Filter the entries and keep only the lines where the string "this" appears.

Data items
——————
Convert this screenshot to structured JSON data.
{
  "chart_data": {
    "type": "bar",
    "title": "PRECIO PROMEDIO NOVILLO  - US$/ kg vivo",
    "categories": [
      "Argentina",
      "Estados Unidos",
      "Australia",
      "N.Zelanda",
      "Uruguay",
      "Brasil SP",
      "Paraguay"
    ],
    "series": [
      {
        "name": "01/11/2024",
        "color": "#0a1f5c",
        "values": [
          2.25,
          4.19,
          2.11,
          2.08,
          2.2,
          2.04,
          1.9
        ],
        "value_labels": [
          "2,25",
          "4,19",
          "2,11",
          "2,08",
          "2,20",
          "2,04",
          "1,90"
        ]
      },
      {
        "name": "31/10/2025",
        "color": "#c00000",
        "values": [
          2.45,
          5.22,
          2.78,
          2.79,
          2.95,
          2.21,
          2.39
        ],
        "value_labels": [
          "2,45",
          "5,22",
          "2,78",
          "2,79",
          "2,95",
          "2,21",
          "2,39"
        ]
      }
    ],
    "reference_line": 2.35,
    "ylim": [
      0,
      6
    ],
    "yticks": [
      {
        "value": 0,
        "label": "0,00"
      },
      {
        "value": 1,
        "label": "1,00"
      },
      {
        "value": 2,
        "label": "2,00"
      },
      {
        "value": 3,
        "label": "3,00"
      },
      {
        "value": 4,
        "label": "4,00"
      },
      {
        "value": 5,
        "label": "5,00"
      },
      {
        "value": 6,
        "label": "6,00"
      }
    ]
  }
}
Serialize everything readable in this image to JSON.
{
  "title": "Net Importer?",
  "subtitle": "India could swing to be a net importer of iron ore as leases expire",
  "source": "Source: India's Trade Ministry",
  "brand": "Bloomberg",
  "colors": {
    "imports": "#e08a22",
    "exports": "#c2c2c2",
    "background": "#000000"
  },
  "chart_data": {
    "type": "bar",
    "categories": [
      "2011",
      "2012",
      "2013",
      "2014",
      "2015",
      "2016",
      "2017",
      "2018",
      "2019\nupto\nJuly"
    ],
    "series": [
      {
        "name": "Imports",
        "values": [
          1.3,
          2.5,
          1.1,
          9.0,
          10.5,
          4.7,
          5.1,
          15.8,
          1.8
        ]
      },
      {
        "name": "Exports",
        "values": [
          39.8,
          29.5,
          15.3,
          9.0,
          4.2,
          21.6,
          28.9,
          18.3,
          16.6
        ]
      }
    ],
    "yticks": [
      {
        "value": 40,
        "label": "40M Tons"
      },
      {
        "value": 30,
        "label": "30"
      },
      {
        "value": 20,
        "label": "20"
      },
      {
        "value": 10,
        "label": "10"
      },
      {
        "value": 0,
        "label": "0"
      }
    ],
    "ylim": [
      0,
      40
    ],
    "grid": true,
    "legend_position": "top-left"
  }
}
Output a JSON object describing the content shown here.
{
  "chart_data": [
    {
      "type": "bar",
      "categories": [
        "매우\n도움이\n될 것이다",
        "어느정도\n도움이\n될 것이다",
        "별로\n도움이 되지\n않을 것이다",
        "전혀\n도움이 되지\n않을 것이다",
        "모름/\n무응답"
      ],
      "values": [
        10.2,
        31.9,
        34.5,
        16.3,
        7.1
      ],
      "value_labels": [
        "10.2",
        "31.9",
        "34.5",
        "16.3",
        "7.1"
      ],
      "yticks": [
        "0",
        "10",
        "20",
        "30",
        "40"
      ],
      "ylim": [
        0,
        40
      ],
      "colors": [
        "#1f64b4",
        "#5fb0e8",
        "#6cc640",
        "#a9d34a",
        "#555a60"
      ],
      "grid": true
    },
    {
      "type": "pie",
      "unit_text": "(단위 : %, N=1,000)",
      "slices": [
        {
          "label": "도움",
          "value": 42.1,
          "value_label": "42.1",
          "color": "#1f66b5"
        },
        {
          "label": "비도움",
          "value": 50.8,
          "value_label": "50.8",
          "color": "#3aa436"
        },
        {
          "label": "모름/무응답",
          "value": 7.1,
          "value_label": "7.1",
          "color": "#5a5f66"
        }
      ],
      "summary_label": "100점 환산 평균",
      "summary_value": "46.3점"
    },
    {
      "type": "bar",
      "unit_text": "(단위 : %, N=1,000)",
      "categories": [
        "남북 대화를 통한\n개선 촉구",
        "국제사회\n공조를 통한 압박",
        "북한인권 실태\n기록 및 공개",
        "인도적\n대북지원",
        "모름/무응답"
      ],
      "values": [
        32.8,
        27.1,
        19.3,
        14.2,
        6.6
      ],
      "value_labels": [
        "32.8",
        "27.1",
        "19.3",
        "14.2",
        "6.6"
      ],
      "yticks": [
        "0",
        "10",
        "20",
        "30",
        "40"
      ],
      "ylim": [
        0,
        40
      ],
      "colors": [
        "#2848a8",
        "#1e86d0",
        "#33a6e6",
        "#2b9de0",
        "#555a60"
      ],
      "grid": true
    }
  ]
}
——————
### Exercise answer
Convert this screenshot to structured JSON data.
Serialize everything readable in this image to JSON.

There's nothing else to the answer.